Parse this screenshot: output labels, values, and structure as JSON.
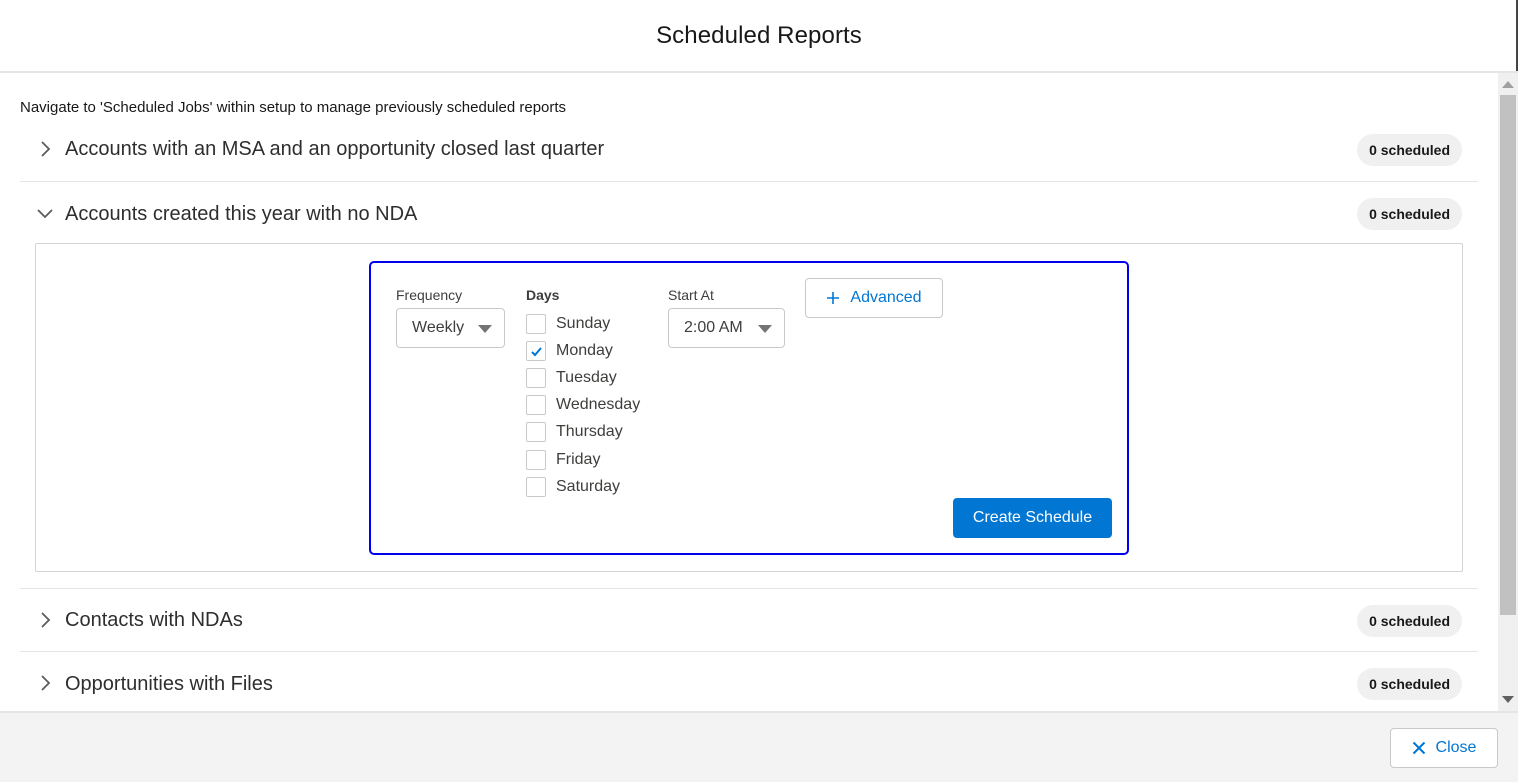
{
  "modal": {
    "title": "Scheduled Reports"
  },
  "notice": "Navigate to 'Scheduled Jobs' within setup to manage previously scheduled reports",
  "reports": [
    {
      "title": "Accounts with an MSA and an opportunity closed last quarter",
      "badge": "0 scheduled",
      "expanded": false,
      "icon": "chevron-right-icon"
    },
    {
      "title": "Accounts created this year with no NDA",
      "badge": "0 scheduled",
      "expanded": true,
      "icon": "chevron-down-icon"
    },
    {
      "title": "Contacts with NDAs",
      "badge": "0 scheduled",
      "expanded": false,
      "icon": "chevron-right-icon"
    },
    {
      "title": "Opportunities with Files",
      "badge": "0 scheduled",
      "expanded": false,
      "icon": "chevron-right-icon"
    }
  ],
  "schedule_form": {
    "frequency_label": "Frequency",
    "frequency_value": "Weekly",
    "days_label": "Days",
    "days": [
      {
        "label": "Sunday",
        "checked": false
      },
      {
        "label": "Monday",
        "checked": true
      },
      {
        "label": "Tuesday",
        "checked": false
      },
      {
        "label": "Wednesday",
        "checked": false
      },
      {
        "label": "Thursday",
        "checked": false
      },
      {
        "label": "Friday",
        "checked": false
      },
      {
        "label": "Saturday",
        "checked": false
      }
    ],
    "start_at_label": "Start At",
    "start_at_value": "2:00 AM",
    "advanced_label": "Advanced",
    "create_label": "Create Schedule"
  },
  "footer": {
    "close_label": "Close"
  },
  "colors": {
    "brand": "#0176d3",
    "focus_outline": "#0000ee",
    "badge_bg": "#f0f0f0"
  }
}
•••••
** TASK DESCRIPTION **
Pick out every line above that holds the word "Accounts" and copy it.

** RESULT BELOW **
      "title": "Accounts with an MSA and an opportunity closed last quarter",
      "title": "Accounts created this year with no NDA",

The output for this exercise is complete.